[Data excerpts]
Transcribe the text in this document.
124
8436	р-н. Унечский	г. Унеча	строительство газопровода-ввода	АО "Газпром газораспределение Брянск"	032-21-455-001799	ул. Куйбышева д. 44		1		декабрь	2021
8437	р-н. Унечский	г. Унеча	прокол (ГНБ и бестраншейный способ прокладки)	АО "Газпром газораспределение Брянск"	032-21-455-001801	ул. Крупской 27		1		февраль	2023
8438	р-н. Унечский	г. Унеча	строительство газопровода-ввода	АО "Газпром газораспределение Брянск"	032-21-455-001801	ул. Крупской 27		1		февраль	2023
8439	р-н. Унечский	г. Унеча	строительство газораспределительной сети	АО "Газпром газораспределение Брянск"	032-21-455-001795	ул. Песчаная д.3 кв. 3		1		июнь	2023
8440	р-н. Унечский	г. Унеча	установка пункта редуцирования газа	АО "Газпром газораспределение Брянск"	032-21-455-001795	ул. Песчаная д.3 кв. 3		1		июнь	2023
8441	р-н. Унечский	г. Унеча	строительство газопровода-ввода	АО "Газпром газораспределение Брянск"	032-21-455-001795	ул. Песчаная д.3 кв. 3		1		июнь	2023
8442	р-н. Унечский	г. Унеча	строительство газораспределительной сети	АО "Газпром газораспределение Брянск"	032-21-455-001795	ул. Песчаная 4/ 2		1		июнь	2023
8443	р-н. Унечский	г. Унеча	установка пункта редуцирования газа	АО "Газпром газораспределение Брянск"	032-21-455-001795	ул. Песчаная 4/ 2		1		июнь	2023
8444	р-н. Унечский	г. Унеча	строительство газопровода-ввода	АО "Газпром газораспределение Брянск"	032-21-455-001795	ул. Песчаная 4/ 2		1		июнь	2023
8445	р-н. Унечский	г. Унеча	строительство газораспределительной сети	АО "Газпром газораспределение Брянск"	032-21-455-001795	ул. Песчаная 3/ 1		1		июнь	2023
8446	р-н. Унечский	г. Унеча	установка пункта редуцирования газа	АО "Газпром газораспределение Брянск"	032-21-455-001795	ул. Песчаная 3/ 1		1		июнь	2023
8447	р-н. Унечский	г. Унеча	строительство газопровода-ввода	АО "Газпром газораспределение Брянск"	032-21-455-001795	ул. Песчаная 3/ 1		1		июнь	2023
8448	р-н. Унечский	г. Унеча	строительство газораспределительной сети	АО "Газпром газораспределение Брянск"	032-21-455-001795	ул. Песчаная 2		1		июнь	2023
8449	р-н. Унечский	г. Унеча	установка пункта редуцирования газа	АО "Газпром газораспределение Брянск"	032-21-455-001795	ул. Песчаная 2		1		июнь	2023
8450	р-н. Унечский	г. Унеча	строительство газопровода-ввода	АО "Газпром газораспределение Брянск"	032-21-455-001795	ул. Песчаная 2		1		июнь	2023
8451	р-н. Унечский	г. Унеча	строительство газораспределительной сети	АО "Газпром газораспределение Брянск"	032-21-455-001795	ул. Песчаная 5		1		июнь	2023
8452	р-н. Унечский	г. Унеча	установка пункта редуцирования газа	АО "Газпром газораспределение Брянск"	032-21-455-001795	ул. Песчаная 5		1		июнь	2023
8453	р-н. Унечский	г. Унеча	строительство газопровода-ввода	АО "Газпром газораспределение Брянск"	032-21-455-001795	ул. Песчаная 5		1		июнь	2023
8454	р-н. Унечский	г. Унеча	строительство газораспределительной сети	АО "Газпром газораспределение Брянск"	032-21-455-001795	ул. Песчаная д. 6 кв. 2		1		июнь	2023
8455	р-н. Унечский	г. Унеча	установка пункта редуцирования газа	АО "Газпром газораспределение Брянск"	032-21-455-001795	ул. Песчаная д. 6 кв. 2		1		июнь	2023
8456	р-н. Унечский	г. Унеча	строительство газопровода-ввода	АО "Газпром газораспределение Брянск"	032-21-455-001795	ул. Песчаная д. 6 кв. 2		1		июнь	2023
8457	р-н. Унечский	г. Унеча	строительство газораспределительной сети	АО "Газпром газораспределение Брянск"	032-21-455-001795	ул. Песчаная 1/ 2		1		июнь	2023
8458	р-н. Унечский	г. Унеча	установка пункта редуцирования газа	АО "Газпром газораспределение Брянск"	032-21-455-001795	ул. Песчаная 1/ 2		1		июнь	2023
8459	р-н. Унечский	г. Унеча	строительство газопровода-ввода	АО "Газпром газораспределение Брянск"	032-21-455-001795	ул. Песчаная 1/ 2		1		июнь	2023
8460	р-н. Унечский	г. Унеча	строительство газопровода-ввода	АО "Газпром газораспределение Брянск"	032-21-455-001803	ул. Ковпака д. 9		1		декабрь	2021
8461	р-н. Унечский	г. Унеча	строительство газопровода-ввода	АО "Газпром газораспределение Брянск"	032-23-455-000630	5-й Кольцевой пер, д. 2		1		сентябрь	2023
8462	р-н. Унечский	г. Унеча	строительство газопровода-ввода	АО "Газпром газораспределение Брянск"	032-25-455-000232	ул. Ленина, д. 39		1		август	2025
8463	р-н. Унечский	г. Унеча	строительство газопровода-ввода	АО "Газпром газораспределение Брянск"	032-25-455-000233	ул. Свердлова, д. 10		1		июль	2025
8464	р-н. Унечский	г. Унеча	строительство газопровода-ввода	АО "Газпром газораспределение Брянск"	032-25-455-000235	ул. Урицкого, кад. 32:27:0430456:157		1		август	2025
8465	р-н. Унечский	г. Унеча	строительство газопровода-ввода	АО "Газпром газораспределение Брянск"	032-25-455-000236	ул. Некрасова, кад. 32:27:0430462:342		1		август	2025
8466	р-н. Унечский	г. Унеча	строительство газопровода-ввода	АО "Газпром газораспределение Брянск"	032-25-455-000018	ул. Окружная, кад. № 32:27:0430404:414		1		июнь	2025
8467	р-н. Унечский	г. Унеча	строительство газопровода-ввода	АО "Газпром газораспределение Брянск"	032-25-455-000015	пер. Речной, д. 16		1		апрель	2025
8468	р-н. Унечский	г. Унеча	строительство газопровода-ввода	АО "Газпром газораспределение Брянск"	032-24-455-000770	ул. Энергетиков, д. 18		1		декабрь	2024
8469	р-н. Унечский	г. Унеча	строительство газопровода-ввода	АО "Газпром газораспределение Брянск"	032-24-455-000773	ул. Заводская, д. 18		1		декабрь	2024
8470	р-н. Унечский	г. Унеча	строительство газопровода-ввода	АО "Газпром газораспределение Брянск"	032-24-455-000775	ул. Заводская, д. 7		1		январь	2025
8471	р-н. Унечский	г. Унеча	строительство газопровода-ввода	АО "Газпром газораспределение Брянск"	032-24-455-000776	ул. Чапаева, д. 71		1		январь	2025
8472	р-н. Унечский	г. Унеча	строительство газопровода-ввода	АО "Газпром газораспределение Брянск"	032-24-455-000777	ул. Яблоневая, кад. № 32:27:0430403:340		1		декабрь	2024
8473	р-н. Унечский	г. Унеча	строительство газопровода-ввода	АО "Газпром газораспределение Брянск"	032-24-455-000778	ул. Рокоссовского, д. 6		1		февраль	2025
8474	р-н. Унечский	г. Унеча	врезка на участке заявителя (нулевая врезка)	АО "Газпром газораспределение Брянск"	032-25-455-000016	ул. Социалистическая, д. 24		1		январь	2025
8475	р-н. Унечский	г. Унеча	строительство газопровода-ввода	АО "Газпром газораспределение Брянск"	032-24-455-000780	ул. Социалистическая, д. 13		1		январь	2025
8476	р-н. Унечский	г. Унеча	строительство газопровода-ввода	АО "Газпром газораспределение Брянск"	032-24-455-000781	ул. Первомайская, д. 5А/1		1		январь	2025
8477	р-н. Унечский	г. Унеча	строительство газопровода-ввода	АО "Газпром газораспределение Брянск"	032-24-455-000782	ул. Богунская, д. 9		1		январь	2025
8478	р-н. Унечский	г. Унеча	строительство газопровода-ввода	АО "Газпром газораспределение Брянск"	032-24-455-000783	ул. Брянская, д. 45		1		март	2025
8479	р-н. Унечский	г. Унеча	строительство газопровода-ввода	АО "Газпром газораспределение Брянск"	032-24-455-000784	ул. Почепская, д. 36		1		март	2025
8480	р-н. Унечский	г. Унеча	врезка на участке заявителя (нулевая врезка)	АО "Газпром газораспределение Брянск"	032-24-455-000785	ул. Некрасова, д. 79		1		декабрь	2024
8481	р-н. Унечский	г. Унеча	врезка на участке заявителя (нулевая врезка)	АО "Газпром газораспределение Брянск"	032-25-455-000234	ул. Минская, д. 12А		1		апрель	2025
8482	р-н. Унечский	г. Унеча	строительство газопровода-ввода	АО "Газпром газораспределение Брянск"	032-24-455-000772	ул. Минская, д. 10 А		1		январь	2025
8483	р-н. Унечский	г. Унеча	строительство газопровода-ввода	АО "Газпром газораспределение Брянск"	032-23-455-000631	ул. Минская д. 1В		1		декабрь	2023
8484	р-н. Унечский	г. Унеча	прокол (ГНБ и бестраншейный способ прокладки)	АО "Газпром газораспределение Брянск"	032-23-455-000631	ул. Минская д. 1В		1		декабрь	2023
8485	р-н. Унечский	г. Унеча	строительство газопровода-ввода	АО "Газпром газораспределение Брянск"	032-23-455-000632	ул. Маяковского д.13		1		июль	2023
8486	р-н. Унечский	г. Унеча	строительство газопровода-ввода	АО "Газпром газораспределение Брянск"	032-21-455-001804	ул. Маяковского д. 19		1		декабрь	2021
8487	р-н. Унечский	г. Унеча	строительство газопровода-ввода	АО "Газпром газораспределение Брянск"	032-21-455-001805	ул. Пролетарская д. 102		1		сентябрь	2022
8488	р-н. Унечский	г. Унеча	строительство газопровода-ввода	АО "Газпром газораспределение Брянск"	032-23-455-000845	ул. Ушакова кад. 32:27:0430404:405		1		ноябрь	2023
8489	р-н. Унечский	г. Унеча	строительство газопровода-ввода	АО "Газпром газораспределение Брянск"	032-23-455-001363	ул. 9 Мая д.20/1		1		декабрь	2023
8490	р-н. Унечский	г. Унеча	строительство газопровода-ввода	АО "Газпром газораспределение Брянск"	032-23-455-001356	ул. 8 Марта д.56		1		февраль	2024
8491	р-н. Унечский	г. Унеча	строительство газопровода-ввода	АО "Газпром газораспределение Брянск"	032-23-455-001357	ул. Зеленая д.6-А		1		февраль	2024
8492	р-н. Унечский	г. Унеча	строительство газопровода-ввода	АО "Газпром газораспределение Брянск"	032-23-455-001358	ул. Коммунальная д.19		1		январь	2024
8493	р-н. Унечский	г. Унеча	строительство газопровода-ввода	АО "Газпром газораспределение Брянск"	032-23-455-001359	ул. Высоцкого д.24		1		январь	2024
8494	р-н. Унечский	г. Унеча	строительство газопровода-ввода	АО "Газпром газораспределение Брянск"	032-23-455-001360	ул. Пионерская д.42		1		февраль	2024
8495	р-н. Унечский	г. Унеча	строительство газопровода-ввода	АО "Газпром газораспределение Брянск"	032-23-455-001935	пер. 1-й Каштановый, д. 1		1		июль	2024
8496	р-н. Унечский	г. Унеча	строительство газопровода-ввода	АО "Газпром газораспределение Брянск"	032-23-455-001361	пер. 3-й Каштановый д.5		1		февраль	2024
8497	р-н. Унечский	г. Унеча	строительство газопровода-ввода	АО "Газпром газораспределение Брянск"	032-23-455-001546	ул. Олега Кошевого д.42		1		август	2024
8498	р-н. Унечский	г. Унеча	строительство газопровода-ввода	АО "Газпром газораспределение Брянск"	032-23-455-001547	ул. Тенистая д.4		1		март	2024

▶ REQUIREMENT: Show the lines where the word "апрель" appears in the entries.

▶ CORRECT RESULT:
8467	р-н. Унечский	г. Унеча	строительство газопровода-ввода	АО "Газпром газораспределение Брянск"	032-25-455-000015	пер. Речной, д. 16		1		апрель	2025
8481	р-н. Унечский	г. Унеча	врезка на участке заявителя (нулевая врезка)	АО "Газпром газораспределение Брянск"	032-25-455-000234	ул. Минская, д. 12А		1		апрель	2025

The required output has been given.